The entries below are to be written out again without alteration.
__________
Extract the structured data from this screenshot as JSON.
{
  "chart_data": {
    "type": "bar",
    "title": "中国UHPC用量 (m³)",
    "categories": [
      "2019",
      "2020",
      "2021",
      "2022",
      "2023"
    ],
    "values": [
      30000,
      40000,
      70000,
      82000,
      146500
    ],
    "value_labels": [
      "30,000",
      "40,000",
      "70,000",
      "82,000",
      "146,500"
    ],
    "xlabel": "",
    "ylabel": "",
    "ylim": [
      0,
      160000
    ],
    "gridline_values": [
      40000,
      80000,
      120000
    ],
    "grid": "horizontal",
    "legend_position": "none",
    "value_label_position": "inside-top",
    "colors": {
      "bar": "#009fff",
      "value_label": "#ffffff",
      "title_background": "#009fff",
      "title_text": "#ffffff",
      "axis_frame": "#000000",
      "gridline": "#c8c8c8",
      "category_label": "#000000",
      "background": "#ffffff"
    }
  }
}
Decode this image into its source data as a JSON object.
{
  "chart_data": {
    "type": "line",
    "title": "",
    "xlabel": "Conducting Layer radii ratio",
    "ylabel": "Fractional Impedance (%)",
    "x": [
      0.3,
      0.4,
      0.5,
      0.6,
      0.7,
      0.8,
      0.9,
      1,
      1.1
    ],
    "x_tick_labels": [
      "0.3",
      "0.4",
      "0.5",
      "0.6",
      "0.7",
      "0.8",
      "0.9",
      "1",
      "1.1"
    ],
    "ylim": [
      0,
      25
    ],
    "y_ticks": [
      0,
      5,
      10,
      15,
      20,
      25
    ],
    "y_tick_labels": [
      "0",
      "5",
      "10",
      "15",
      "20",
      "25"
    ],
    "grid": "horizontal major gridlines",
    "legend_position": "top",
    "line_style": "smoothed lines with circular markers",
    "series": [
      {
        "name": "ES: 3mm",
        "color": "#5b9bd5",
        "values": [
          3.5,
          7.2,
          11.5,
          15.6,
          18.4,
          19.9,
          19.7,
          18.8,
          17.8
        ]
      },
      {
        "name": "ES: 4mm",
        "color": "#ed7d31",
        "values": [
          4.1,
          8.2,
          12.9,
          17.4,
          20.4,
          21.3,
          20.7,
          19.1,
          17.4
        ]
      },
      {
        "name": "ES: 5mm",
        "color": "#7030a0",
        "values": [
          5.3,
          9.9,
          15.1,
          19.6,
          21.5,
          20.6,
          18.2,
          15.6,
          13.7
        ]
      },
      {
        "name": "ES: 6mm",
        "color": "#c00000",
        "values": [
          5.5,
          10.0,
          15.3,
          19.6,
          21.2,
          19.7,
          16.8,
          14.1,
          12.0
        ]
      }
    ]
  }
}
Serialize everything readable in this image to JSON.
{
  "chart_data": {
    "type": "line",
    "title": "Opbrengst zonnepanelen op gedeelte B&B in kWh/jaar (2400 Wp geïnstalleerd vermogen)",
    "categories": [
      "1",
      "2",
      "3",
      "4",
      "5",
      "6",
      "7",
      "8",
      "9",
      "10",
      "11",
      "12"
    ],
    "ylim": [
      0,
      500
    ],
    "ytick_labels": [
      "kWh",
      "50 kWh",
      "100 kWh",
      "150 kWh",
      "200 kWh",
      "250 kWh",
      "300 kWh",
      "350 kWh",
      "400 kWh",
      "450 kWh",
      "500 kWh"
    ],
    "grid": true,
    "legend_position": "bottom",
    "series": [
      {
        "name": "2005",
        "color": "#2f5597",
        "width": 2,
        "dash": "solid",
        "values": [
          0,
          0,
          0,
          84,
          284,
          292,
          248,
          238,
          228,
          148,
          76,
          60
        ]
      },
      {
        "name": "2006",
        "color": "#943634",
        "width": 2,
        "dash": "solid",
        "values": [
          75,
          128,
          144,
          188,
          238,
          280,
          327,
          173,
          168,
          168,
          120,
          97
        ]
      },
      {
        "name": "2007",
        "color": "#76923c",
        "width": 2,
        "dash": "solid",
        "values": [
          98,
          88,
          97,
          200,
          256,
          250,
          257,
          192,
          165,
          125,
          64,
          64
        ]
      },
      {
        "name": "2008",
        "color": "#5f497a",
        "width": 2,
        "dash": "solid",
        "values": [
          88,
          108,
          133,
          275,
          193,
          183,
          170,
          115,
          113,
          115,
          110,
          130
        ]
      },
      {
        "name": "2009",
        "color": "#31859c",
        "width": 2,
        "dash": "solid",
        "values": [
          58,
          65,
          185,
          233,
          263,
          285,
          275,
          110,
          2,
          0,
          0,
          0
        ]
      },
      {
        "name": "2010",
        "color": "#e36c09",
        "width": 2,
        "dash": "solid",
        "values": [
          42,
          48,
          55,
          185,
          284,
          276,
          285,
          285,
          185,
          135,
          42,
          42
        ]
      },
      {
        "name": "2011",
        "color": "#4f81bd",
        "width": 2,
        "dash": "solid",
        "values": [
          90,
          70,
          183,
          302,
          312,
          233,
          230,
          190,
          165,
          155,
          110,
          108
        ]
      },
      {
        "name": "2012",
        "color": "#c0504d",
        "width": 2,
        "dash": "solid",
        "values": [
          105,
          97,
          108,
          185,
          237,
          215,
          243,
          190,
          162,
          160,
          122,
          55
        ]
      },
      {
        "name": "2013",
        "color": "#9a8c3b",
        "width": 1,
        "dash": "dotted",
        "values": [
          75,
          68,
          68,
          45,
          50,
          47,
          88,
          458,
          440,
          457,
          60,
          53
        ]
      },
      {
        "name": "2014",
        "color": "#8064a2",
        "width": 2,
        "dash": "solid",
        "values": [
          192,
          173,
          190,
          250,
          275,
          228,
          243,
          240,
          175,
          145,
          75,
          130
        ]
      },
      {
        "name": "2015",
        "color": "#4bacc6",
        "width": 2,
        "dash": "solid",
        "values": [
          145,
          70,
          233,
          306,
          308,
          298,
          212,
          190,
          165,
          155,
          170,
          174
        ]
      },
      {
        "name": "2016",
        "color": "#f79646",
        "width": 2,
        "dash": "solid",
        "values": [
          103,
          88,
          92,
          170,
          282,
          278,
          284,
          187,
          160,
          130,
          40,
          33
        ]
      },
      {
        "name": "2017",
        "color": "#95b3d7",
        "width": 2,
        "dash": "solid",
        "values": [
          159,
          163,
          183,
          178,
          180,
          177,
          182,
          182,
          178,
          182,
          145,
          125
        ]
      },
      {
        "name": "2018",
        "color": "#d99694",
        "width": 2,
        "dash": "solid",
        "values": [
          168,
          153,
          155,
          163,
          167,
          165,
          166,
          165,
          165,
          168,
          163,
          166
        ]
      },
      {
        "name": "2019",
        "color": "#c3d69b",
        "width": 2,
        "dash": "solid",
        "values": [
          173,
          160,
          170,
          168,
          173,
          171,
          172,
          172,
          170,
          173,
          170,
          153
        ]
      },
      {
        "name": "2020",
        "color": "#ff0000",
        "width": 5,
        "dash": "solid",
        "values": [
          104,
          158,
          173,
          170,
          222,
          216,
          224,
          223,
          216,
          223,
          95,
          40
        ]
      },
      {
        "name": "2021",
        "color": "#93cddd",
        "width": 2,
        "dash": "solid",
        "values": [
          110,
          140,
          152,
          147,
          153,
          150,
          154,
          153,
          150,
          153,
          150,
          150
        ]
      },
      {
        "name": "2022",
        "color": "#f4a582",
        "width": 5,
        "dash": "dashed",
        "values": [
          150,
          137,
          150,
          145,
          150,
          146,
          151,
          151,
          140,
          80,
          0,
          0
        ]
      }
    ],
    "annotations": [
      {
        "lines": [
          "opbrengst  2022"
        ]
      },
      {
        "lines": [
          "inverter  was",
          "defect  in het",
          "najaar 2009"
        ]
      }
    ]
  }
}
__________
- _RESPONSE TO THE TASK_
Extract the structured data from this screenshot as JSON.
{
  "chart_data": {
    "type": "bar",
    "title": "中国UHPC用量 (m³)",
    "categories": [
      "2019",
      "2020",
      "2021",
      "2022",
      "2023"
    ],
    "values": [
      30000,
      40000,
      70000,
      82000,
      146500
    ],
    "value_labels": [
      "30,000",
      "40,000",
      "70,000",
      "82,000",
      "146,500"
    ],
    "xlabel": "",
    "ylabel": "",
    "ylim": [
      0,
      160000
    ],
    "gridline_values": [
      40000,
      80000,
      120000
    ],
    "grid": "horizontal",
    "legend_position": "none",
    "value_label_position": "inside-top",
    "colors": {
      "bar": "#009fff",
      "value_label": "#ffffff",
      "title_background": "#009fff",
      "title_text": "#ffffff",
      "axis_frame": "#000000",
      "gridline": "#c8c8c8",
      "category_label": "#000000",
      "background": "#ffffff"
    }
  }
}
Decode this image into its source data as a JSON object.
{
  "chart_data": {
    "type": "line",
    "title": "",
    "xlabel": "Conducting Layer radii ratio",
    "ylabel": "Fractional Impedance (%)",
    "x": [
      0.3,
      0.4,
      0.5,
      0.6,
      0.7,
      0.8,
      0.9,
      1,
      1.1
    ],
    "x_tick_labels": [
      "0.3",
      "0.4",
      "0.5",
      "0.6",
      "0.7",
      "0.8",
      "0.9",
      "1",
      "1.1"
    ],
    "ylim": [
      0,
      25
    ],
    "y_ticks": [
      0,
      5,
      10,
      15,
      20,
      25
    ],
    "y_tick_labels": [
      "0",
      "5",
      "10",
      "15",
      "20",
      "25"
    ],
    "grid": "horizontal major gridlines",
    "legend_position": "top",
    "line_style": "smoothed lines with circular markers",
    "series": [
      {
        "name": "ES: 3mm",
        "color": "#5b9bd5",
        "values": [
          3.5,
          7.2,
          11.5,
          15.6,
          18.4,
          19.9,
          19.7,
          18.8,
          17.8
        ]
      },
      {
        "name": "ES: 4mm",
        "color": "#ed7d31",
        "values": [
          4.1,
          8.2,
          12.9,
          17.4,
          20.4,
          21.3,
          20.7,
          19.1,
          17.4
        ]
      },
      {
        "name": "ES: 5mm",
        "color": "#7030a0",
        "values": [
          5.3,
          9.9,
          15.1,
          19.6,
          21.5,
          20.6,
          18.2,
          15.6,
          13.7
        ]
      },
      {
        "name": "ES: 6mm",
        "color": "#c00000",
        "values": [
          5.5,
          10.0,
          15.3,
          19.6,
          21.2,
          19.7,
          16.8,
          14.1,
          12.0
        ]
      }
    ]
  }
}
Serialize everything readable in this image to JSON.
{
  "chart_data": {
    "type": "line",
    "title": "Opbrengst zonnepanelen op gedeelte B&B in kWh/jaar (2400 Wp geïnstalleerd vermogen)",
    "categories": [
      "1",
      "2",
      "3",
      "4",
      "5",
      "6",
      "7",
      "8",
      "9",
      "10",
      "11",
      "12"
    ],
    "ylim": [
      0,
      500
    ],
    "ytick_labels": [
      "kWh",
      "50 kWh",
      "100 kWh",
      "150 kWh",
      "200 kWh",
      "250 kWh",
      "300 kWh",
      "350 kWh",
      "400 kWh",
      "450 kWh",
      "500 kWh"
    ],
    "grid": true,
    "legend_position": "bottom",
    "series": [
      {
        "name": "2005",
        "color": "#2f5597",
        "width": 2,
        "dash": "solid",
        "values": [
          0,
          0,
          0,
          84,
          284,
          292,
          248,
          238,
          228,
          148,
          76,
          60
        ]
      },
      {
        "name": "2006",
        "color": "#943634",
        "width": 2,
        "dash": "solid",
        "values": [
          75,
          128,
          144,
          188,
          238,
          280,
          327,
          173,
          168,
          168,
          120,
          97
        ]
      },
      {
        "name": "2007",
        "color": "#76923c",
        "width": 2,
        "dash": "solid",
        "values": [
          98,
          88,
          97,
          200,
          256,
          250,
          257,
          192,
          165,
          125,
          64,
          64
        ]
      },
      {
        "name": "2008",
        "color": "#5f497a",
        "width": 2,
        "dash": "solid",
        "values": [
          88,
          108,
          133,
          275,
          193,
          183,
          170,
          115,
          113,
          115,
          110,
          130
        ]
      },
      {
        "name": "2009",
        "color": "#31859c",
        "width": 2,
        "dash": "solid",
        "values": [
          58,
          65,
          185,
          233,
          263,
          285,
          275,
          110,
          2,
          0,
          0,
          0
        ]
      },
      {
        "name": "2010",
        "color": "#e36c09",
        "width": 2,
        "dash": "solid",
        "values": [
          42,
          48,
          55,
          185,
          284,
          276,
          285,
          285,
          185,
          135,
          42,
          42
        ]
      },
      {
        "name": "2011",
        "color": "#4f81bd",
        "width": 2,
        "dash": "solid",
        "values": [
          90,
          70,
          183,
          302,
          312,
          233,
          230,
          190,
          165,
          155,
          110,
          108
        ]
      },
      {
        "name": "2012",
        "color": "#c0504d",
        "width": 2,
        "dash": "solid",
        "values": [
          105,
          97,
          108,
          185,
          237,
          215,
          243,
          190,
          162,
          160,
          122,
          55
        ]
      },
      {
        "name": "2013",
        "color": "#9a8c3b",
        "width": 1,
        "dash": "dotted",
        "values": [
          75,
          68,
          68,
          45,
          50,
          47,
          88,
          458,
          440,
          457,
          60,
          53
        ]
      },
      {
        "name": "2014",
        "color": "#8064a2",
        "width": 2,
        "dash": "solid",
        "values": [
          192,
          173,
          190,
          250,
          275,
          228,
          243,
          240,
          175,
          145,
          75,
          130
        ]
      },
      {
        "name": "2015",
        "color": "#4bacc6",
        "width": 2,
        "dash": "solid",
        "values": [
          145,
          70,
          233,
          306,
          308,
          298,
          212,
          190,
          165,
          155,
          170,
          174
        ]
      },
      {
        "name": "2016",
        "color": "#f79646",
        "width": 2,
        "dash": "solid",
        "values": [
          103,
          88,
          92,
          170,
          282,
          278,
          284,
          187,
          160,
          130,
          40,
          33
        ]
      },
      {
        "name": "2017",
        "color": "#95b3d7",
        "width": 2,
        "dash": "solid",
        "values": [
          159,
          163,
          183,
          178,
          180,
          177,
          182,
          182,
          178,
          182,
          145,
          125
        ]
      },
      {
        "name": "2018",
        "color": "#d99694",
        "width": 2,
        "dash": "solid",
        "values": [
          168,
          153,
          155,
          163,
          167,
          165,
          166,
          165,
          165,
          168,
          163,
          166
        ]
      },
      {
        "name": "2019",
        "color": "#c3d69b",
        "width": 2,
        "dash": "solid",
        "values": [
          173,
          160,
          170,
          168,
          173,
          171,
          172,
          172,
          170,
          173,
          170,
          153
        ]
      },
      {
        "name": "2020",
        "color": "#ff0000",
        "width": 5,
        "dash": "solid",
        "values": [
          104,
          158,
          173,
          170,
          222,
          216,
          224,
          223,
          216,
          223,
          95,
          40
        ]
      },
      {
        "name": "2021",
        "color": "#93cddd",
        "width": 2,
        "dash": "solid",
        "values": [
          110,
          140,
          152,
          147,
          153,
          150,
          154,
          153,
          150,
          153,
          150,
          150
        ]
      },
      {
        "name": "2022",
        "color": "#f4a582",
        "width": 5,
        "dash": "dashed",
        "values": [
          150,
          137,
          150,
          145,
          150,
          146,
          151,
          151,
          140,
          80,
          0,
          0
        ]
      }
    ],
    "annotations": [
      {
        "lines": [
          "opbrengst  2022"
        ]
      },
      {
        "lines": [
          "inverter  was",
          "defect  in het",
          "najaar 2009"
        ]
      }
    ]
  }
}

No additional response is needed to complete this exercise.